▶ _Exercise_:
Please return, unchanged, the lines below starting with the line that contains "menu-item-mwb[interactable]: MWB: [104, 99, 343, 130]" and going on through the line that contains "manual-white-balance-icon: [127, 106, 155, 123]", both included.

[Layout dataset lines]
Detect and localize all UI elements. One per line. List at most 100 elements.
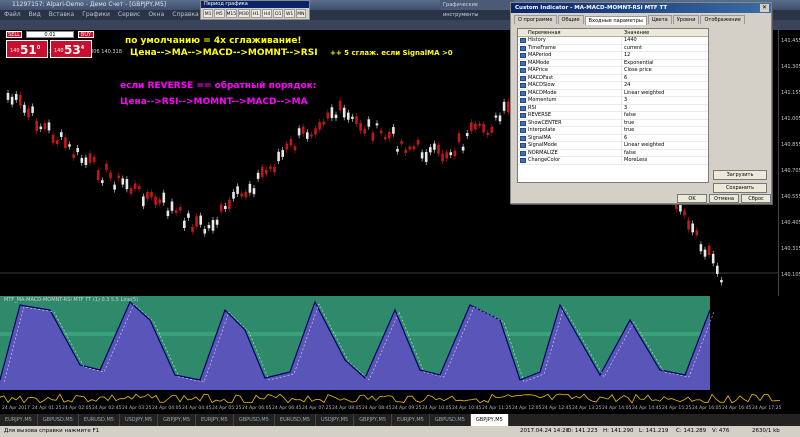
parameter-value: Linear weighted [621,142,664,149]
candle-body [6,92,10,100]
chart-tab[interactable]: GBPJPY,M5 [158,414,197,426]
menu-item-6[interactable]: Справка [172,11,198,18]
timeframe-h4[interactable]: H4 [261,9,273,18]
timeframe-mn[interactable]: MN [295,9,306,18]
candle-body [371,132,375,141]
parameter-row[interactable]: NORMALIZE false [518,149,708,157]
menu-item-2[interactable]: Вставка [49,11,74,18]
candle-body [445,152,448,159]
candle-body [207,225,211,229]
timeframe-m5[interactable]: M5 [214,9,225,18]
parameter-row[interactable]: MACDMode Linear weighted [518,89,708,97]
reset-button[interactable]: Сброс [741,194,771,203]
chart-tab[interactable]: GBPUSD,M5 [38,414,79,426]
sub-indicator-window[interactable] [0,390,781,405]
candle-body [39,126,43,130]
cancel-button[interactable]: Отмена [709,194,739,203]
parameter-row[interactable]: SignalMode Linear weighted [518,142,708,150]
candle-body [675,204,678,209]
parameter-row[interactable]: MACDSlow 24 [518,82,708,90]
close-icon[interactable]: ✕ [760,4,769,12]
parameter-row[interactable]: MAMode Exponential [518,59,708,67]
indicator-window[interactable] [0,296,780,390]
menu-item-4[interactable]: Сервис [118,11,140,18]
chart-tab[interactable]: EURUSD,M5 [79,414,120,426]
chart-tab[interactable]: USDJPY,M5 [120,414,159,426]
timeframe-m30[interactable]: M30 [238,9,250,18]
candle-body [174,210,178,214]
candle-body [338,100,342,111]
parameter-row[interactable]: MAPeriod 12 [518,52,708,60]
parameter-row[interactable]: REVERSE false [518,112,708,120]
candle-body [199,215,202,225]
timeframe-d1[interactable]: D1 [273,9,284,18]
column-variable: Переменная [528,30,561,36]
candle-body [154,196,157,206]
timeframe-w1[interactable]: W1 [284,9,295,18]
parameter-row[interactable]: ChangeColor MoreLess [518,157,708,165]
ok-button[interactable]: OK [677,194,707,203]
chart-tab[interactable]: EURJPY,M5 [196,414,234,426]
drawing-tools-ribbon[interactable]: Графические инструменты [440,0,514,18]
lot-size-input[interactable]: 0.01 [26,31,74,38]
parameters-header: Переменная Значение [518,29,708,37]
chart-tab[interactable]: EURJPY,M5 [0,414,38,426]
dialog-tab[interactable]: Отображение [700,15,745,24]
parameter-row[interactable]: MAPrice Close price [518,67,708,75]
candle-body [55,140,59,144]
chart-tab[interactable]: EURUSD,M5 [275,414,316,426]
candle-body [720,279,723,283]
dialog-tab[interactable]: Общие [557,15,584,24]
dialog-tab[interactable]: Входные параметры [584,16,647,25]
price-tick: 140.705 [781,168,800,174]
load-button[interactable]: Загрузить [713,170,767,180]
parameter-row[interactable]: RSI 3 [518,104,708,112]
chart-tab[interactable]: USDJPY,M5 [316,414,355,426]
chart-tab[interactable]: GBPUSD,M5 [234,414,275,426]
dialog-title: Custom Indicator - MA-MACD-MOMNT-RSI MTF… [511,3,771,13]
sell-button[interactable]: SELL [6,31,22,38]
parameters-table[interactable]: Переменная Значение History 1440 TimeFrame… [517,28,709,183]
buy-price-box[interactable]: 140 534 [50,40,92,58]
parameter-value: false [621,112,636,119]
chart-tab[interactable]: GBPJPY,M5 [470,414,509,426]
parameter-row[interactable]: TimeFrame current [518,44,708,52]
sell-price-box[interactable]: 140 510 [6,40,48,58]
candle-body [80,158,84,163]
dialog-tab[interactable]: Уровни [672,15,700,24]
parameter-icon [520,143,526,148]
status-connection: 2630/1 kb [752,428,780,434]
candle-body [219,204,223,212]
candle-body [236,186,239,194]
parameter-row[interactable]: Interpolate true [518,127,708,135]
parameter-icon [520,68,526,73]
timeframe-panel-caption: Период графика [201,1,309,8]
chart-tab[interactable]: GBPJPY,M5 [354,414,393,426]
parameter-row[interactable]: ShowCENTER true [518,119,708,127]
candle-body [281,150,284,157]
dialog-tab[interactable]: Цвета [647,15,672,24]
timeframe-m15[interactable]: M15 [225,9,238,18]
parameter-row[interactable]: MACDFast 6 [518,74,708,82]
parameter-icon [520,53,526,58]
chart-tab[interactable]: GBPUSD,M5 [430,414,471,426]
timeframe-m1[interactable]: M1 [203,9,214,18]
dialog-tab[interactable]: О программе [514,15,557,24]
parameter-row[interactable]: History 1440 [518,37,708,45]
menu-item-3[interactable]: Графики [82,11,110,18]
menu-item-1[interactable]: Вид [29,11,41,18]
save-button[interactable]: Сохранить [713,183,767,193]
menu-item-0[interactable]: Файл [4,11,21,18]
indicator-center-band [0,332,710,336]
candle-body [35,120,38,131]
time-tick: 24 Apr 05:25 [212,406,242,411]
timeframe-h1[interactable]: H1 [250,9,261,18]
parameter-name: SignalMA [528,134,552,141]
parameter-name: Momentum [528,97,557,103]
menu-item-5[interactable]: Окна [148,11,164,18]
sub-indicator-plot [0,393,781,404]
chart-tab[interactable]: EURJPY,M5 [392,414,430,426]
buy-button[interactable]: BUY [78,31,94,38]
parameter-row[interactable]: SignalMA 6 [518,134,708,142]
parameter-row[interactable]: Momentum 3 [518,97,708,105]
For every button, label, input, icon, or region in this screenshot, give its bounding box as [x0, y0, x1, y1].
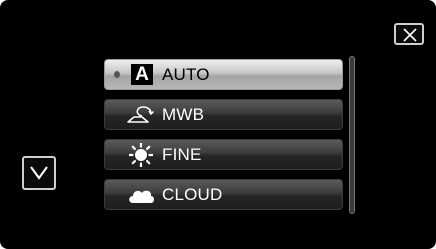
menu-item-mwb[interactable]: MWB: [104, 99, 343, 130]
menu-item-label: MWB: [162, 105, 205, 124]
chevron-down-icon: [30, 166, 48, 180]
cloud-icon: [129, 190, 154, 203]
scroll-down-button[interactable]: [22, 156, 56, 190]
menu-item-label: CLOUD: [162, 185, 223, 204]
menu-item-cloud[interactable]: CLOUD: [104, 179, 343, 210]
white-balance-screen: A AUTO MWB FINE CLOUD: [0, 0, 436, 249]
menu-item-label: AUTO: [162, 65, 210, 84]
menu-item-fine[interactable]: FINE: [104, 139, 343, 170]
close-x-icon: [403, 28, 417, 42]
close-button[interactable]: [394, 23, 424, 45]
manual-white-balance-icon: [127, 106, 155, 123]
menu-item-label: FINE: [162, 145, 202, 164]
sun-icon: [129, 143, 153, 167]
scrollbar[interactable]: [349, 56, 355, 214]
selection-indicator: [114, 71, 120, 78]
auto-a-icon: A: [131, 64, 153, 85]
menu-item-auto[interactable]: A AUTO: [104, 59, 343, 90]
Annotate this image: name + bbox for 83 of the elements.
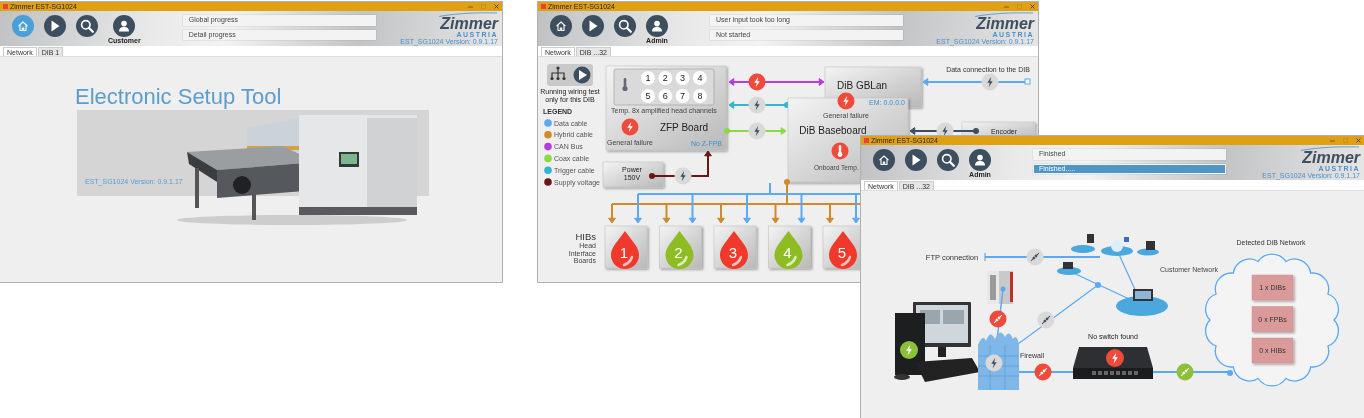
home-icon	[878, 154, 890, 166]
count-tile	[1251, 274, 1294, 301]
logo-brand: Zimmer	[1302, 151, 1360, 165]
search-icon	[618, 19, 632, 33]
board-title: DiB GBLan	[837, 80, 887, 91]
home-button[interactable]	[550, 15, 572, 37]
channel-circle	[641, 89, 655, 103]
user-button[interactable]	[969, 149, 991, 171]
hibs-title: HIBs	[575, 231, 596, 242]
play-button[interactable]	[582, 15, 604, 37]
search-icon	[941, 153, 955, 167]
logo-swoosh-icon	[438, 12, 498, 17]
power-cable-arrow	[649, 150, 712, 179]
hib-number: 3	[728, 244, 738, 261]
channel-number: 6	[662, 91, 668, 102]
home-icon	[555, 20, 567, 32]
app-heading: Electronic Setup Tool	[75, 84, 283, 110]
channel-circle	[658, 71, 673, 85]
channel-circle	[692, 71, 707, 85]
logo-brand: Zimmer	[440, 17, 498, 31]
play-icon	[911, 154, 921, 166]
data-cable-arrow	[852, 193, 860, 224]
user-icon	[118, 20, 131, 32]
play-button[interactable]	[44, 15, 66, 37]
channel-circle	[675, 71, 690, 85]
data-cable-arrow	[797, 193, 806, 224]
play-icon	[588, 20, 598, 32]
channel-number: 3	[680, 73, 686, 84]
close-icon[interactable]	[1030, 4, 1035, 9]
play-icon	[573, 66, 591, 84]
hib-number: 5	[837, 244, 847, 261]
user-button[interactable]	[646, 15, 668, 37]
user-button[interactable]	[113, 15, 136, 37]
data-cable-arrow	[743, 193, 751, 224]
channel-circle	[658, 89, 673, 103]
server-drawing	[987, 271, 1013, 304]
hybrid-cable-arrow	[826, 203, 834, 224]
app-icon	[541, 4, 546, 9]
logo-swoosh-icon	[974, 12, 1034, 17]
search-button[interactable]	[614, 15, 636, 37]
count-tile	[1251, 337, 1294, 364]
hybrid-cable-arrow	[608, 203, 616, 224]
firewall-drawing	[977, 332, 1020, 391]
channel-number: 4	[697, 73, 703, 84]
channel-number: 7	[680, 91, 686, 102]
hib-number: 2	[674, 244, 683, 261]
data-cable-arrow	[688, 193, 697, 224]
channel-number: 2	[662, 73, 668, 84]
app-icon	[3, 4, 8, 9]
data-cable-arrow	[634, 193, 642, 224]
encoder-cable-arrow	[909, 127, 979, 135]
hybrid-cable-arrow	[662, 203, 671, 224]
channel-number: 8	[697, 91, 703, 102]
hib-number: 1	[619, 244, 629, 261]
close-icon[interactable]	[494, 4, 499, 9]
search-button[interactable]	[937, 149, 959, 171]
channel-circle	[675, 89, 690, 103]
home-button[interactable]	[873, 149, 895, 171]
hib-number: 4	[783, 244, 792, 261]
hybrid-cable-arrow	[771, 203, 780, 224]
board-title: ZFP Board	[659, 122, 709, 133]
user-icon	[974, 154, 986, 166]
count-tile	[1251, 306, 1294, 332]
board-title: DiB Baseboard	[799, 125, 867, 136]
play-button[interactable]	[905, 149, 927, 171]
app-icon	[864, 138, 869, 143]
user-icon	[651, 20, 663, 32]
channel-number: 1	[645, 73, 651, 84]
power-panel	[602, 161, 664, 188]
wiring-tree-icon	[550, 66, 566, 81]
channel-number: 5	[645, 91, 651, 102]
search-icon	[80, 19, 94, 33]
close-icon[interactable]	[1356, 138, 1361, 143]
connection-dot	[1227, 370, 1233, 376]
channel-circle	[692, 89, 707, 103]
channel-circle	[641, 71, 655, 85]
logo-brand: Zimmer	[976, 17, 1034, 31]
search-button[interactable]	[76, 15, 98, 37]
logo-swoosh-icon	[1300, 146, 1360, 151]
play-icon	[50, 20, 60, 32]
home-icon	[17, 20, 29, 32]
thermometer-icon	[622, 78, 628, 92]
hybrid-cable-arrow	[717, 203, 725, 224]
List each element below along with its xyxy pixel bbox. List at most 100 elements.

▶ _Task output_:
menu-item-mwb[interactable]: MWB: [104, 99, 343, 130]
menu-item-label: MWB: [162, 105, 205, 124]
chevron-down-icon: [30, 166, 48, 180]
cloud-icon: [129, 190, 154, 203]
scroll-down-button[interactable]: [22, 156, 56, 190]
menu-item-label: CLOUD: [162, 185, 223, 204]
menu-item-cloud[interactable]: CLOUD: [104, 179, 343, 210]
white-balance-screen: A AUTO MWB FINE CLOUD: [0, 0, 436, 249]
menu-item-label: AUTO: [162, 65, 210, 84]
menu-item-fine[interactable]: FINE: [104, 139, 343, 170]
close-x-icon: [403, 28, 417, 42]
close-button[interactable]: [394, 23, 424, 45]
manual-white-balance-icon: [127, 106, 155, 123]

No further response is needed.